YOUR TASK:
Keep the pictures out of the copy and repeat the records exactly.

═══ EXERCISE INPUTS

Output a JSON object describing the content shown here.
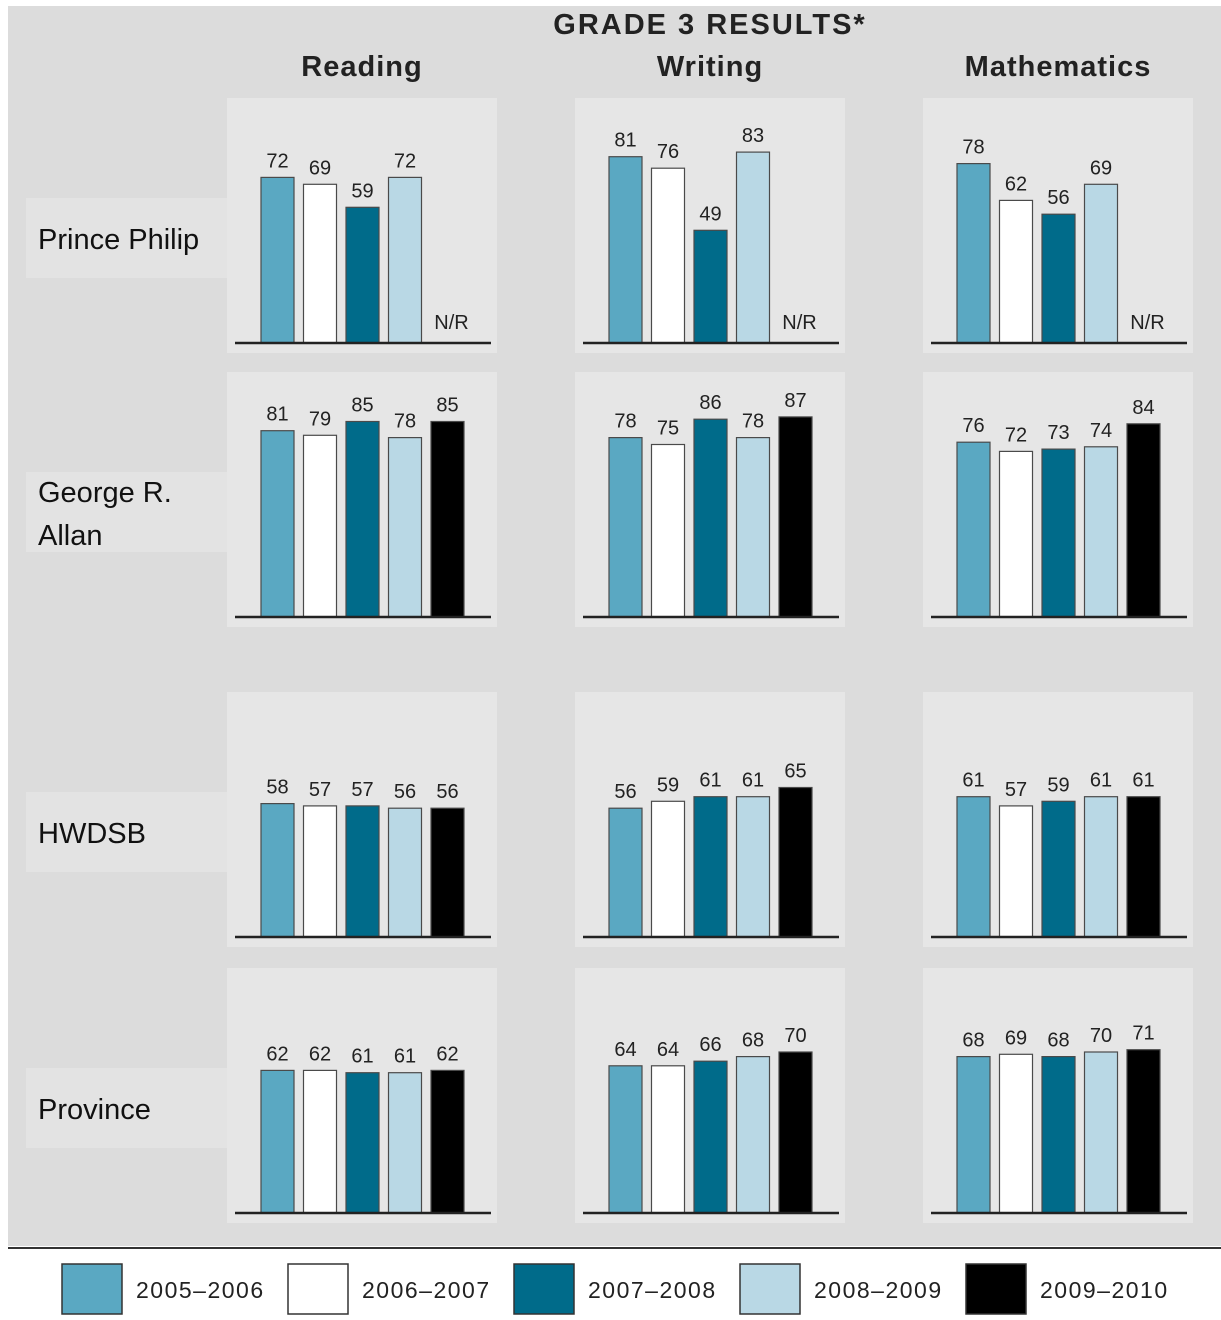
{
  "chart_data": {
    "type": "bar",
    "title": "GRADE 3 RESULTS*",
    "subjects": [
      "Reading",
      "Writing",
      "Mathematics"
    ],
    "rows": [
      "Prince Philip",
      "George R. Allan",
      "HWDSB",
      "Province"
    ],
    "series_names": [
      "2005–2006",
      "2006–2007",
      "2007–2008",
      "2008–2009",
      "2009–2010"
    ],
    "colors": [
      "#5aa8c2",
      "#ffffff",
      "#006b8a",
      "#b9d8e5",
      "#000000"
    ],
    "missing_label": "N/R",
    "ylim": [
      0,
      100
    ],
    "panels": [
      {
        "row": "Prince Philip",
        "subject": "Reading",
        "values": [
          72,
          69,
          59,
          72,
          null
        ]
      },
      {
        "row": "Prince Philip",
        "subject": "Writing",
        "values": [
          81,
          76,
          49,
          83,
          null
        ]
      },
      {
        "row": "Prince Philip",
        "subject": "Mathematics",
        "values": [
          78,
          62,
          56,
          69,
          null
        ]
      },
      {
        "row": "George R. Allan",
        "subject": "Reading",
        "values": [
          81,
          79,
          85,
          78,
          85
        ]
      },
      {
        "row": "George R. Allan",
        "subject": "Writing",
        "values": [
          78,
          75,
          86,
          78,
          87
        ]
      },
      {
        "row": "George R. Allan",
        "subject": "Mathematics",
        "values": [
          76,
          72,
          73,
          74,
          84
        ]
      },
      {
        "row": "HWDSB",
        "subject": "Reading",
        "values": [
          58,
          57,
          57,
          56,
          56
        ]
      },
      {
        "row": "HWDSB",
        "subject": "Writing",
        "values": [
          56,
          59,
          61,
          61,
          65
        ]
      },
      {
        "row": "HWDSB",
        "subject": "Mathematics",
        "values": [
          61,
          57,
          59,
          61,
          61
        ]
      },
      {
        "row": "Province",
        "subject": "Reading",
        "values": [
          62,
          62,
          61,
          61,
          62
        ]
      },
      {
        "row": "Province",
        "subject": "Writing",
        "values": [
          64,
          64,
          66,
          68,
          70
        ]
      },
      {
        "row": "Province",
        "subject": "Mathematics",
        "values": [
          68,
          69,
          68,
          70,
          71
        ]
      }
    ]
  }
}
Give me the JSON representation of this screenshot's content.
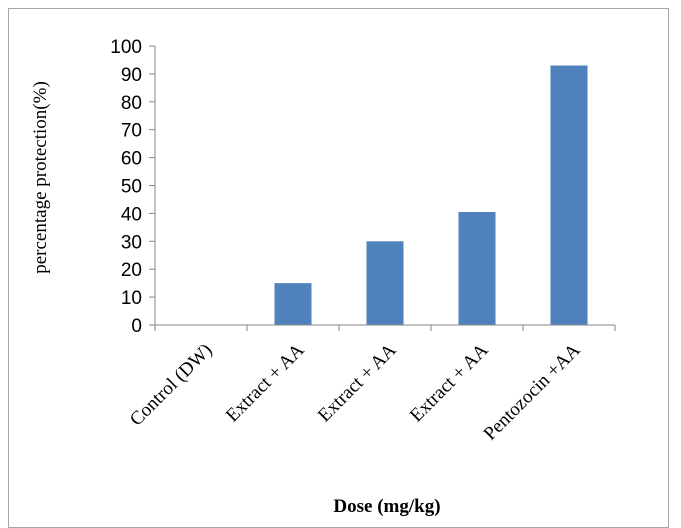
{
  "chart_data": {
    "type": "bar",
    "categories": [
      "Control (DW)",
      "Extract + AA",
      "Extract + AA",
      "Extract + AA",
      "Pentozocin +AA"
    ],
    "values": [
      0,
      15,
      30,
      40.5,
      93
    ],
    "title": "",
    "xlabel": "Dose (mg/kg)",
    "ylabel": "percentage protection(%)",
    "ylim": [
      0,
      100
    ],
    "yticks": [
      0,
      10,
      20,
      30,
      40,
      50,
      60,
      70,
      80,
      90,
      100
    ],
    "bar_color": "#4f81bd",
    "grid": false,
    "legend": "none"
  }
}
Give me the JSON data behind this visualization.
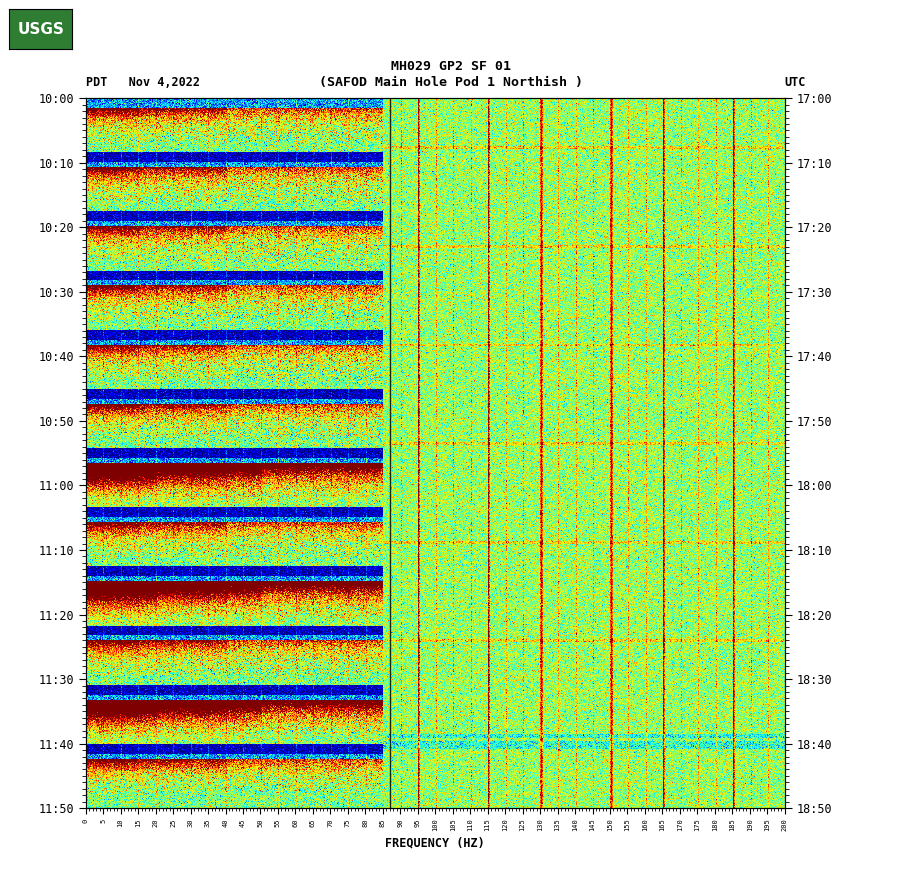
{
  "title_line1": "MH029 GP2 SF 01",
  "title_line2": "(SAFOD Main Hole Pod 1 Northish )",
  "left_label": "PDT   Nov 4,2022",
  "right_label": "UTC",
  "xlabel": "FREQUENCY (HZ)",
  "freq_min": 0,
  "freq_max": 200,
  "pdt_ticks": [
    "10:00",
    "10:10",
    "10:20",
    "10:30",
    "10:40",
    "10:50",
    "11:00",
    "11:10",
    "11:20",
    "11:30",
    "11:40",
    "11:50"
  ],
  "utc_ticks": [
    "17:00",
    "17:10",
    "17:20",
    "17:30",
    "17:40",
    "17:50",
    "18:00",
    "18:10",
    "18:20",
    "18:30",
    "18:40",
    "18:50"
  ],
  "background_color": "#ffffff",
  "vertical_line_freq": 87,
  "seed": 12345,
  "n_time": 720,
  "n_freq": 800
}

══════

RESPONSE TO THE TASK:
Output a JSON object describing the content shown here.
{
  "chart_data": {
    "type": "bar",
    "title": "GRADE 3 RESULTS*",
    "subjects": [
      "Reading",
      "Writing",
      "Mathematics"
    ],
    "rows": [
      "Prince Philip",
      "George R. Allan",
      "HWDSB",
      "Province"
    ],
    "series_names": [
      "2005–2006",
      "2006–2007",
      "2007–2008",
      "2008–2009",
      "2009–2010"
    ],
    "colors": [
      "#5aa8c2",
      "#ffffff",
      "#006b8a",
      "#b9d8e5",
      "#000000"
    ],
    "missing_label": "N/R",
    "ylim": [
      0,
      100
    ],
    "panels": [
      {
        "row": "Prince Philip",
        "subject": "Reading",
        "values": [
          72,
          69,
          59,
          72,
          null
        ]
      },
      {
        "row": "Prince Philip",
        "subject": "Writing",
        "values": [
          81,
          76,
          49,
          83,
          null
        ]
      },
      {
        "row": "Prince Philip",
        "subject": "Mathematics",
        "values": [
          78,
          62,
          56,
          69,
          null
        ]
      },
      {
        "row": "George R. Allan",
        "subject": "Reading",
        "values": [
          81,
          79,
          85,
          78,
          85
        ]
      },
      {
        "row": "George R. Allan",
        "subject": "Writing",
        "values": [
          78,
          75,
          86,
          78,
          87
        ]
      },
      {
        "row": "George R. Allan",
        "subject": "Mathematics",
        "values": [
          76,
          72,
          73,
          74,
          84
        ]
      },
      {
        "row": "HWDSB",
        "subject": "Reading",
        "values": [
          58,
          57,
          57,
          56,
          56
        ]
      },
      {
        "row": "HWDSB",
        "subject": "Writing",
        "values": [
          56,
          59,
          61,
          61,
          65
        ]
      },
      {
        "row": "HWDSB",
        "subject": "Mathematics",
        "values": [
          61,
          57,
          59,
          61,
          61
        ]
      },
      {
        "row": "Province",
        "subject": "Reading",
        "values": [
          62,
          62,
          61,
          61,
          62
        ]
      },
      {
        "row": "Province",
        "subject": "Writing",
        "values": [
          64,
          64,
          66,
          68,
          70
        ]
      },
      {
        "row": "Province",
        "subject": "Mathematics",
        "values": [
          68,
          69,
          68,
          70,
          71
        ]
      }
    ]
  }
}
Give me the JSON representation of this screenshot's content.
{
  "chart_data": {
    "type": "bar",
    "categories": [
      "Control (DW)",
      "Extract + AA",
      "Extract + AA",
      "Extract + AA",
      "Pentozocin +AA"
    ],
    "values": [
      0,
      15,
      30,
      40.5,
      93
    ],
    "title": "",
    "xlabel": "Dose (mg/kg)",
    "ylabel": "percentage protection(%)",
    "ylim": [
      0,
      100
    ],
    "yticks": [
      0,
      10,
      20,
      30,
      40,
      50,
      60,
      70,
      80,
      90,
      100
    ],
    "bar_color": "#4f81bd",
    "grid": false,
    "legend": "none"
  }
}
Give me the JSON data behind this visualization.
{
  "title_line1": "MH029 GP2 SF 01",
  "title_line2": "(SAFOD Main Hole Pod 1 Northish )",
  "left_label": "PDT   Nov 4,2022",
  "right_label": "UTC",
  "xlabel": "FREQUENCY (HZ)",
  "freq_min": 0,
  "freq_max": 200,
  "pdt_ticks": [
    "10:00",
    "10:10",
    "10:20",
    "10:30",
    "10:40",
    "10:50",
    "11:00",
    "11:10",
    "11:20",
    "11:30",
    "11:40",
    "11:50"
  ],
  "utc_ticks": [
    "17:00",
    "17:10",
    "17:20",
    "17:30",
    "17:40",
    "17:50",
    "18:00",
    "18:10",
    "18:20",
    "18:30",
    "18:40",
    "18:50"
  ],
  "background_color": "#ffffff",
  "vertical_line_freq": 87,
  "seed": 12345,
  "n_time": 720,
  "n_freq": 800
}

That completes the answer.